▸ **Exercise passage**
------
This example combines authentication, validation, subscription, and event handling into a single executable class. Replace the placeholder credentials with your Genesys Cloud application credentials. The service maintains the connection until an error or graceful close occurs.

Common Errors & Debugging

Error: 401 Unauthorized

  • Cause: Expired OAuth token, invalid client credentials, or missing analytics:events:read scope.
  • Fix: Regenerate the token using the SDK before initiating the WebSocket handshake. Verify the security profile attached to the application includes WebSocket event permissions.
  • Code Fix: Call oauth.refreshToken() explicitly if caching fails, or implement an exponential backoff retry loop around the token acquisition step.

Error: 403 Forbidden

  • Cause: The OAuth client lacks the callcontrol:read or media:monitor scopes, or the subscription filter references a conversation outside the client’s data permissions.
------
▸ **Instructions**
[1] From the troubleshooting text, reproduce the passage that begins with the words "This example combines" and ends after the words "graceful close occurs.".
[2] According to the troubleshooting text, which missing scope is listed as a cause of the 401 Unauthorized error?
------
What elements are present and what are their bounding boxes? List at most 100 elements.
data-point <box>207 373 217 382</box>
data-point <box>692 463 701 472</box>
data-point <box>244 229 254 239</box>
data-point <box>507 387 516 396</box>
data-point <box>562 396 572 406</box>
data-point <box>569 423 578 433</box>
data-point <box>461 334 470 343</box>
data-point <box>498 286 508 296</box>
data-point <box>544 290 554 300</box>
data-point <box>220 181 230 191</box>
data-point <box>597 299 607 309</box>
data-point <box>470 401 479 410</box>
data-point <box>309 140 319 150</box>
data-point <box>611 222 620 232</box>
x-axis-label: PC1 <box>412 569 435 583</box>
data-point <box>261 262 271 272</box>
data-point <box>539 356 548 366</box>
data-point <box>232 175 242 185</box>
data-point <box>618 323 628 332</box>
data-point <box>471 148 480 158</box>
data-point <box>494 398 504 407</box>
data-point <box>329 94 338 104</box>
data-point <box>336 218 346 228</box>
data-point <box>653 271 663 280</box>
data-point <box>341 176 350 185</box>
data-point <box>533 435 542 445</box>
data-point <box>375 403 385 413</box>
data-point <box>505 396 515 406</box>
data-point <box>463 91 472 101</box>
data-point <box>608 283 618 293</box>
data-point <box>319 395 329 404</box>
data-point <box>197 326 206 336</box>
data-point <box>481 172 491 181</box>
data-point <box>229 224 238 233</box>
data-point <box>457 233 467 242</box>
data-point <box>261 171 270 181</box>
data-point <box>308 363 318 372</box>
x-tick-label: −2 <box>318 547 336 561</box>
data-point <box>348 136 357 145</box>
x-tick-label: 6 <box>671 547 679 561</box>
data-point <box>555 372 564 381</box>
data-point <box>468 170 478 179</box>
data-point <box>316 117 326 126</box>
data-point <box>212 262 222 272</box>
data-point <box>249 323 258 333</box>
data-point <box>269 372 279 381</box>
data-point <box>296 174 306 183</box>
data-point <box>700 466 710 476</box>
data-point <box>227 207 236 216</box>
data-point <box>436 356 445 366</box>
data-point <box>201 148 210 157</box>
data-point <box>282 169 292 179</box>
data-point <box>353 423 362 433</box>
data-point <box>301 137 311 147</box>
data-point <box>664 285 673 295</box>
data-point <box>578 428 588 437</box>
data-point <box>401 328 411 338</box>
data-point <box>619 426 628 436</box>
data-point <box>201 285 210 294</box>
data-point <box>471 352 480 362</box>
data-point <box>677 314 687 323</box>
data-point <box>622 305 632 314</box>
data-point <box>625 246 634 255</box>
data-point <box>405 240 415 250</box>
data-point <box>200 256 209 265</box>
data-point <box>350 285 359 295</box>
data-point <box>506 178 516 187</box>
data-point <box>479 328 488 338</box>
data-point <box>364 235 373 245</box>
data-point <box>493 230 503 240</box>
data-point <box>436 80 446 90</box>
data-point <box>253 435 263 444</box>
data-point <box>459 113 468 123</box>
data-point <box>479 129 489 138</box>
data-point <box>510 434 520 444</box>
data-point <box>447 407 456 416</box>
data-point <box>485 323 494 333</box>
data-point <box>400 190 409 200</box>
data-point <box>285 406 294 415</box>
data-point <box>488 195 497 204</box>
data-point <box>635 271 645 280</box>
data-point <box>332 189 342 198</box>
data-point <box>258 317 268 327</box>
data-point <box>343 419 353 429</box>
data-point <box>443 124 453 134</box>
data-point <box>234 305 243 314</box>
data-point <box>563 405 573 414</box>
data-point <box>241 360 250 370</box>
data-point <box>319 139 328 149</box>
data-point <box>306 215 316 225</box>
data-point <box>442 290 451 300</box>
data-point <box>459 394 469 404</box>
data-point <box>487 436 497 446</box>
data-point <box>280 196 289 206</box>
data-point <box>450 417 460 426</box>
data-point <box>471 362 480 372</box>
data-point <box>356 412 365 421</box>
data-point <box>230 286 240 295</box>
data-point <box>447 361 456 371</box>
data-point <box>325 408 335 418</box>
------
▸ **Expected responses**
[1]
This example combines authentication, validation, subscription, and event handling into a single executable class. Replace the placeholder credentials with your Genesys Cloud application credentials. The service maintains the connection until an error or graceful close occurs.

[2] analytics:events:read